Exercise instructions: Starting at the line that contains "Transcribe this image's", quote every line through the end of the entries, word for word, skipping the pictures.

═════ Input for this task ═════

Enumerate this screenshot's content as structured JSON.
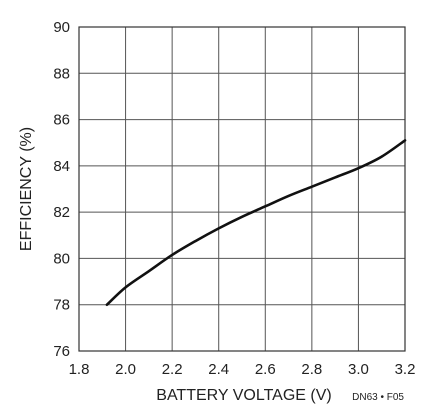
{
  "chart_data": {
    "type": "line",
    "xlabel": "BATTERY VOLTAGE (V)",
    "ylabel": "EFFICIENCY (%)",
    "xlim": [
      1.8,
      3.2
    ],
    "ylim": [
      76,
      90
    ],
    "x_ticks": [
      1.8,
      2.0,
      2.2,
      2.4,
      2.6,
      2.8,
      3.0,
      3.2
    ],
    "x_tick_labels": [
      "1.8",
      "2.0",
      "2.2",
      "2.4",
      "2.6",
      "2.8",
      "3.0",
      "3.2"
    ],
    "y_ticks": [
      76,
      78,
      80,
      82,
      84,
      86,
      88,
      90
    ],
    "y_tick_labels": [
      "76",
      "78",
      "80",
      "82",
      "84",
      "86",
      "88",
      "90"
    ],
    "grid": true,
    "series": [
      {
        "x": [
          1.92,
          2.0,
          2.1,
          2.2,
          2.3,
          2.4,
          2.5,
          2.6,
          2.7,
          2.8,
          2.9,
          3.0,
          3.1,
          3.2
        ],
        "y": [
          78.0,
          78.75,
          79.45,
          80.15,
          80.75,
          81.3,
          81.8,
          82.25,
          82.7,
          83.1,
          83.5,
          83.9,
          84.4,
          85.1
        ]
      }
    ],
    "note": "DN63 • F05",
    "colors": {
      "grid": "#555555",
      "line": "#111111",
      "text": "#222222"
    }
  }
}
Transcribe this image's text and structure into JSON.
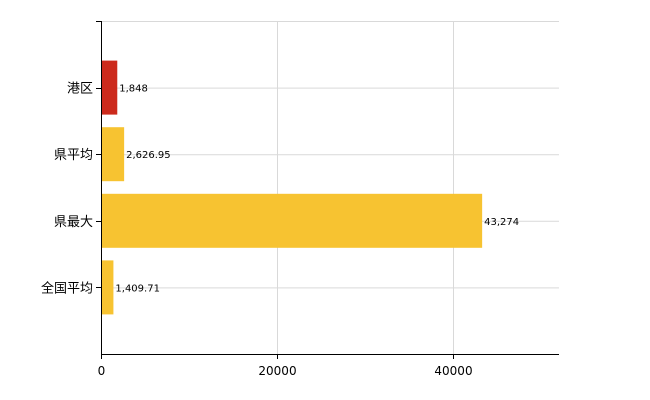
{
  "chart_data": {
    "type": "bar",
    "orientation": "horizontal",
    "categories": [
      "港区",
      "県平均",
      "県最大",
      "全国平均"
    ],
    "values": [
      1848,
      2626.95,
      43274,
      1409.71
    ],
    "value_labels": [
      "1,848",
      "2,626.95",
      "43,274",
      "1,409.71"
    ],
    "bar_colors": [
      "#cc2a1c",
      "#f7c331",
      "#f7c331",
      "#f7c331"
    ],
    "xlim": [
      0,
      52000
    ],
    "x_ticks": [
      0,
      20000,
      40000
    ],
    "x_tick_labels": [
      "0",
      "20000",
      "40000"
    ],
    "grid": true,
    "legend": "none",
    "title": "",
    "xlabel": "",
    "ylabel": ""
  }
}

═════

Written answer:
Transcribe this image's text and structure into JSON.
{
  "chart_data": {
    "type": "bar",
    "orientation": "horizontal",
    "categories": [
      "港区",
      "県平均",
      "県最大",
      "全国平均"
    ],
    "values": [
      1848,
      2626.95,
      43274,
      1409.71
    ],
    "value_labels": [
      "1,848",
      "2,626.95",
      "43,274",
      "1,409.71"
    ],
    "bar_colors": [
      "#cc2a1c",
      "#f7c331",
      "#f7c331",
      "#f7c331"
    ],
    "xlim": [
      0,
      52000
    ],
    "x_ticks": [
      0,
      20000,
      40000
    ],
    "x_tick_labels": [
      "0",
      "20000",
      "40000"
    ],
    "grid": true,
    "legend": "none",
    "title": "",
    "xlabel": "",
    "ylabel": ""
  }
}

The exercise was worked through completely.